REQUIREMENTS - Write out each line in which the string "Taxa" is present.
== SUPPLIED RECORDS
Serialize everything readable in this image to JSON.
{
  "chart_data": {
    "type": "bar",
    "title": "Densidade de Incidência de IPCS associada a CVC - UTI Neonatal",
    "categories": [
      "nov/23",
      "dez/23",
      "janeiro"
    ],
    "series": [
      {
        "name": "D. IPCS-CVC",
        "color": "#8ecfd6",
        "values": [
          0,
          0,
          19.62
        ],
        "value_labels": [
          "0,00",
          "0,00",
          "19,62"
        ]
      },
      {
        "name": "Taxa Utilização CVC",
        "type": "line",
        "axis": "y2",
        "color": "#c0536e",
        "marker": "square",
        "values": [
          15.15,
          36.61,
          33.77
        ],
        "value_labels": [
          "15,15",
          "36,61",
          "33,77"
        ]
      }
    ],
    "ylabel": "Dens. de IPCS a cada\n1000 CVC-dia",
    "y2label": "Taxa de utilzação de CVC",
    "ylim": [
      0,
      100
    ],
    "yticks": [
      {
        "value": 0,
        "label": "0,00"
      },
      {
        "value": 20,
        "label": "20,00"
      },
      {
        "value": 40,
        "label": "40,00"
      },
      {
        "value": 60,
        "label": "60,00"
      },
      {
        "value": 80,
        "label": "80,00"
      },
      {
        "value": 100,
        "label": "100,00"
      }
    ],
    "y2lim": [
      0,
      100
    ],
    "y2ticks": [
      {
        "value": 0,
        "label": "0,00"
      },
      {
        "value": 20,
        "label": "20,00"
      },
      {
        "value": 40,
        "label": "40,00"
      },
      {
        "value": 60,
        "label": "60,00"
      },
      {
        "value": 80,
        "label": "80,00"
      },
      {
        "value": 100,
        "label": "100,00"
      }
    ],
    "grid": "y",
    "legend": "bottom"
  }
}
====
SOLUTION TO THIS TASK -
        "name": "Taxa Utilização CVC",
    "y2label": "Taxa de utilzação de CVC",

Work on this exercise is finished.